== SUPPLIED ENTRIES

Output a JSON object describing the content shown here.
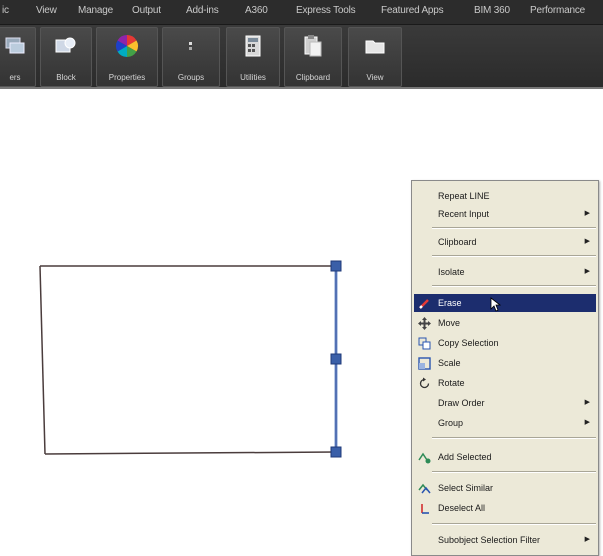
{
  "ribbon": {
    "tabs": [
      "ic",
      "View",
      "Manage",
      "Output",
      "Add-ins",
      "A360",
      "Express Tools",
      "Featured Apps",
      "BIM 360",
      "Performance"
    ],
    "panels": [
      {
        "label": "ers",
        "icon": "layers-icon"
      },
      {
        "label": "Block",
        "icon": "block-icon"
      },
      {
        "label": "Properties",
        "icon": "properties-color-wheel-icon"
      },
      {
        "label": "Groups",
        "icon": "groups-icon"
      },
      {
        "label": "Utilities",
        "icon": "utilities-calculator-icon"
      },
      {
        "label": "Clipboard",
        "icon": "clipboard-icon"
      },
      {
        "label": "View",
        "icon": "view-icon"
      }
    ]
  },
  "context_menu": {
    "items": [
      {
        "label": "Repeat LINE",
        "submenu": false,
        "icon": null
      },
      {
        "label": "Recent Input",
        "submenu": true,
        "icon": null
      },
      {
        "label": "Clipboard",
        "submenu": true,
        "icon": null
      },
      {
        "label": "Isolate",
        "submenu": true,
        "icon": null
      },
      {
        "label": "Erase",
        "submenu": false,
        "icon": "eraser-icon",
        "highlighted": true
      },
      {
        "label": "Move",
        "submenu": false,
        "icon": "move-icon"
      },
      {
        "label": "Copy Selection",
        "submenu": false,
        "icon": "copy-icon"
      },
      {
        "label": "Scale",
        "submenu": false,
        "icon": "scale-icon"
      },
      {
        "label": "Rotate",
        "submenu": false,
        "icon": "rotate-icon"
      },
      {
        "label": "Draw Order",
        "submenu": true,
        "icon": null
      },
      {
        "label": "Group",
        "submenu": true,
        "icon": null
      },
      {
        "label": "Add Selected",
        "submenu": false,
        "icon": "add-selected-icon"
      },
      {
        "label": "Select Similar",
        "submenu": false,
        "icon": "select-similar-icon"
      },
      {
        "label": "Deselect All",
        "submenu": false,
        "icon": "deselect-icon"
      },
      {
        "label": "Subobject Selection Filter",
        "submenu": true,
        "icon": null
      }
    ],
    "highlight_color": "#1c2d6e"
  },
  "colors": {
    "ribbon_bg": "#2b2b2b",
    "grip": "#3a5fa8",
    "selected_line": "#5a7fc4",
    "menu_bg": "#ece9d8"
  }
}
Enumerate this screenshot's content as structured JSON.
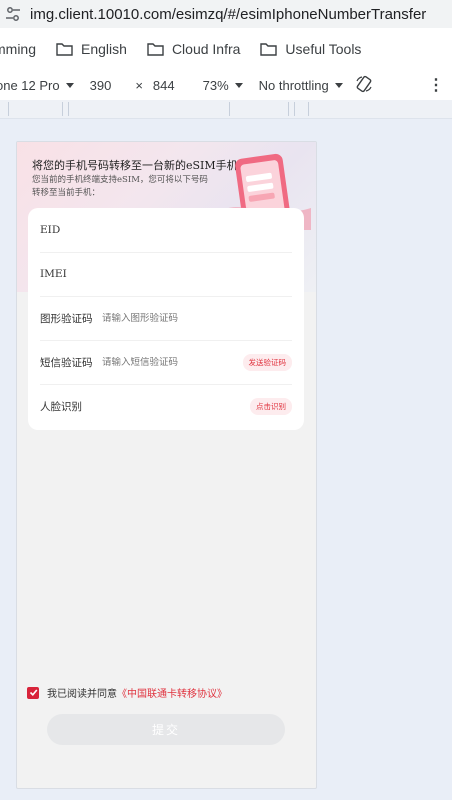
{
  "browser": {
    "url": "img.client.10010.com/esimzq/#/esimIphoneNumberTransfer",
    "bookmarks": [
      {
        "label": "mming",
        "icon": "folder-icon"
      },
      {
        "label": "English",
        "icon": "folder-icon"
      },
      {
        "label": "Cloud Infra",
        "icon": "folder-icon"
      },
      {
        "label": "Useful Tools",
        "icon": "folder-icon"
      }
    ]
  },
  "devtools": {
    "device": "one 12 Pro",
    "width": "390",
    "times": "×",
    "height": "844",
    "zoom": "73%",
    "throttle": "No throttling",
    "more": "⋮"
  },
  "page": {
    "title": "将您的手机号码转移至一台新的eSIM手机",
    "subtitle": "您当前的手机终端支持eSIM，您可将以下号码转移至当前手机：",
    "form": {
      "eid_label": "EID",
      "imei_label": "IMEI",
      "captcha_label": "图形验证码",
      "captcha_placeholder": "请输入图形验证码",
      "sms_label": "短信验证码",
      "sms_placeholder": "请输入短信验证码",
      "sms_button": "发送验证码",
      "face_label": "人脸识别",
      "face_button": "点击识别"
    },
    "agreement_text": "我已阅读并同意",
    "agreement_link": "《中国联通卡转移协议》",
    "submit_label": "提交",
    "accent_color": "#e0333f"
  }
}
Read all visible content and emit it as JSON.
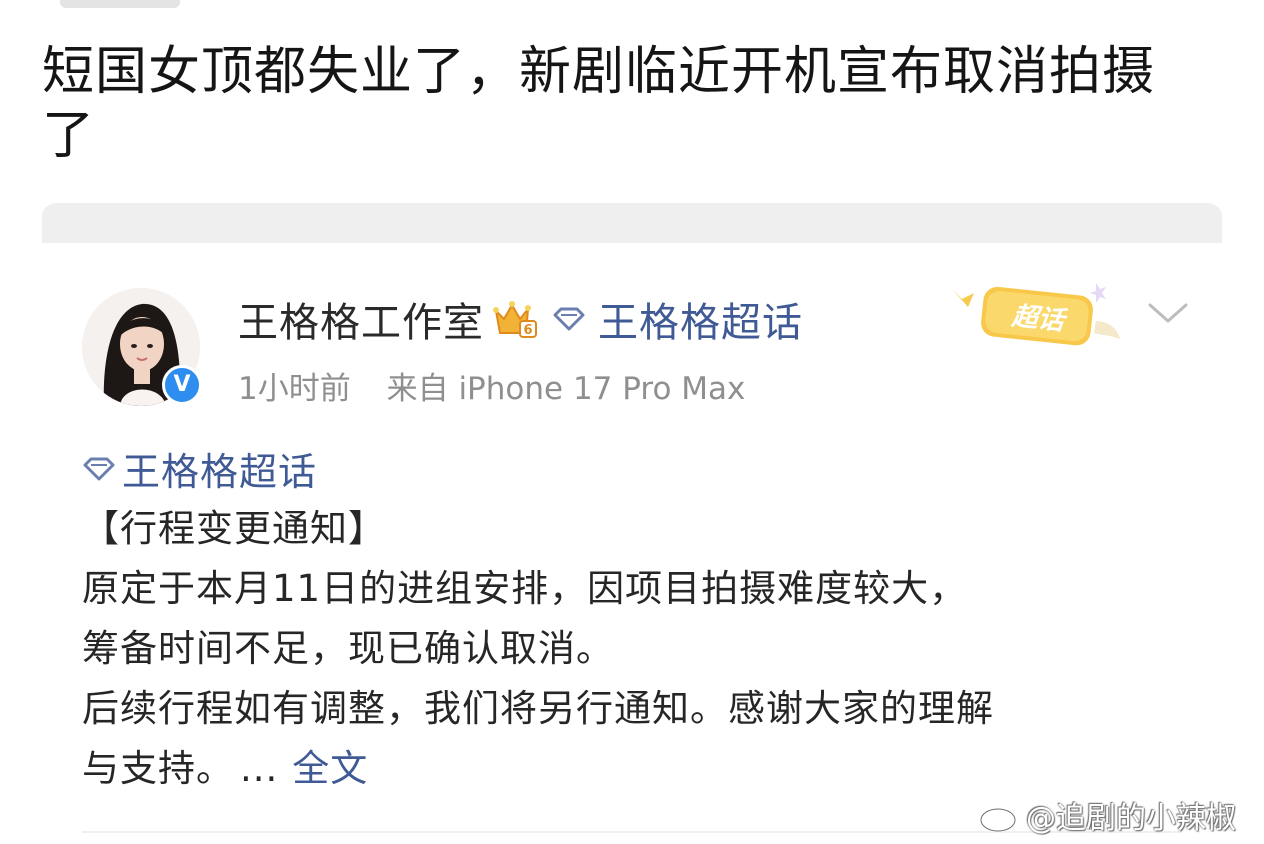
{
  "post": {
    "title": "短国女顶都失业了，新剧临近开机宣布取消拍摄了"
  },
  "weibo_card": {
    "author": {
      "name": "王格格工作室",
      "level_badge": "6",
      "verified_mark": "V",
      "topic_link": "王格格超话"
    },
    "meta": {
      "time": "1小时前",
      "source": "来自 iPhone 17 Pro Max"
    },
    "supertopic_badge": "超话",
    "content": {
      "tag": "王格格超话",
      "paragraphs": [
        "【行程变更通知】",
        "原定于本月11日的进组安排，因项目拍摄难度较大，",
        "筹备时间不足，现已确认取消。",
        "后续行程如有调整，我们将另行通知。感谢大家的理解",
        "与支持。"
      ],
      "ellipsis": "...",
      "more_label": "全文"
    }
  },
  "watermark": {
    "text": "@追剧的小辣椒"
  },
  "colors": {
    "link": "#3f5a95",
    "meta_gray": "#8f8f8f",
    "verified_blue": "#2d8ef0",
    "badge_yellow": "#f6c53c"
  },
  "icons": [
    "crown-level-icon",
    "diamond-icon",
    "chevron-down-icon",
    "weibo-logo-icon",
    "verified-badge-icon"
  ]
}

====

_DIRECTIONS_
Repeat the records in full, exactly as they appear, without the pictures.

_SOLUTION_
Output a JSON object describing the content shown here.
{
  "ribbon": {
    "tabs": [
      "ic",
      "View",
      "Manage",
      "Output",
      "Add-ins",
      "A360",
      "Express Tools",
      "Featured Apps",
      "BIM 360",
      "Performance"
    ],
    "panels": [
      {
        "label": "ers",
        "icon": "layers-icon"
      },
      {
        "label": "Block",
        "icon": "block-icon"
      },
      {
        "label": "Properties",
        "icon": "properties-color-wheel-icon"
      },
      {
        "label": "Groups",
        "icon": "groups-icon"
      },
      {
        "label": "Utilities",
        "icon": "utilities-calculator-icon"
      },
      {
        "label": "Clipboard",
        "icon": "clipboard-icon"
      },
      {
        "label": "View",
        "icon": "view-icon"
      }
    ]
  },
  "context_menu": {
    "items": [
      {
        "label": "Repeat LINE",
        "submenu": false,
        "icon": null
      },
      {
        "label": "Recent Input",
        "submenu": true,
        "icon": null
      },
      {
        "label": "Clipboard",
        "submenu": true,
        "icon": null
      },
      {
        "label": "Isolate",
        "submenu": true,
        "icon": null
      },
      {
        "label": "Erase",
        "submenu": false,
        "icon": "eraser-icon",
        "highlighted": true
      },
      {
        "label": "Move",
        "submenu": false,
        "icon": "move-icon"
      },
      {
        "label": "Copy Selection",
        "submenu": false,
        "icon": "copy-icon"
      },
      {
        "label": "Scale",
        "submenu": false,
        "icon": "scale-icon"
      },
      {
        "label": "Rotate",
        "submenu": false,
        "icon": "rotate-icon"
      },
      {
        "label": "Draw Order",
        "submenu": true,
        "icon": null
      },
      {
        "label": "Group",
        "submenu": true,
        "icon": null
      },
      {
        "label": "Add Selected",
        "submenu": false,
        "icon": "add-selected-icon"
      },
      {
        "label": "Select Similar",
        "submenu": false,
        "icon": "select-similar-icon"
      },
      {
        "label": "Deselect All",
        "submenu": false,
        "icon": "deselect-icon"
      },
      {
        "label": "Subobject Selection Filter",
        "submenu": true,
        "icon": null
      }
    ],
    "highlight_color": "#1c2d6e"
  },
  "colors": {
    "ribbon_bg": "#2b2b2b",
    "grip": "#3a5fa8",
    "selected_line": "#5a7fc4",
    "menu_bg": "#ece9d8"
  }
}
Enumerate this screenshot's content as structured JSON.
{
  "browser": {
    "url": "img.client.10010.com/esimzq/#/esimIphoneNumberTransfer",
    "bookmarks": [
      {
        "label": "mming",
        "icon": "folder-icon"
      },
      {
        "label": "English",
        "icon": "folder-icon"
      },
      {
        "label": "Cloud Infra",
        "icon": "folder-icon"
      },
      {
        "label": "Useful Tools",
        "icon": "folder-icon"
      }
    ]
  },
  "devtools": {
    "device": "one 12 Pro",
    "width": "390",
    "times": "×",
    "height": "844",
    "zoom": "73%",
    "throttle": "No throttling",
    "more": "⋮"
  },
  "page": {
    "title": "将您的手机号码转移至一台新的eSIM手机",
    "subtitle": "您当前的手机终端支持eSIM，您可将以下号码转移至当前手机：",
    "form": {
      "eid_label": "EID",
      "imei_label": "IMEI",
      "captcha_label": "图形验证码",
      "captcha_placeholder": "请输入图形验证码",
      "sms_label": "短信验证码",
      "sms_placeholder": "请输入短信验证码",
      "sms_button": "发送验证码",
      "face_label": "人脸识别",
      "face_button": "点击识别"
    },
    "agreement_text": "我已阅读并同意",
    "agreement_link": "《中国联通卡转移协议》",
    "submit_label": "提交",
    "accent_color": "#e0333f"
  }
}
Read all visible content and emit it as JSON.
{
  "post": {
    "title": "短国女顶都失业了，新剧临近开机宣布取消拍摄了"
  },
  "weibo_card": {
    "author": {
      "name": "王格格工作室",
      "level_badge": "6",
      "verified_mark": "V",
      "topic_link": "王格格超话"
    },
    "meta": {
      "time": "1小时前",
      "source": "来自 iPhone 17 Pro Max"
    },
    "supertopic_badge": "超话",
    "content": {
      "tag": "王格格超话",
      "paragraphs": [
        "【行程变更通知】",
        "原定于本月11日的进组安排，因项目拍摄难度较大，",
        "筹备时间不足，现已确认取消。",
        "后续行程如有调整，我们将另行通知。感谢大家的理解",
        "与支持。"
      ],
      "ellipsis": "...",
      "more_label": "全文"
    }
  },
  "watermark": {
    "text": "@追剧的小辣椒"
  },
  "colors": {
    "link": "#3f5a95",
    "meta_gray": "#8f8f8f",
    "verified_blue": "#2d8ef0",
    "badge_yellow": "#f6c53c"
  },
  "icons": [
    "crown-level-icon",
    "diamond-icon",
    "chevron-down-icon",
    "weibo-logo-icon",
    "verified-badge-icon"
  ]
}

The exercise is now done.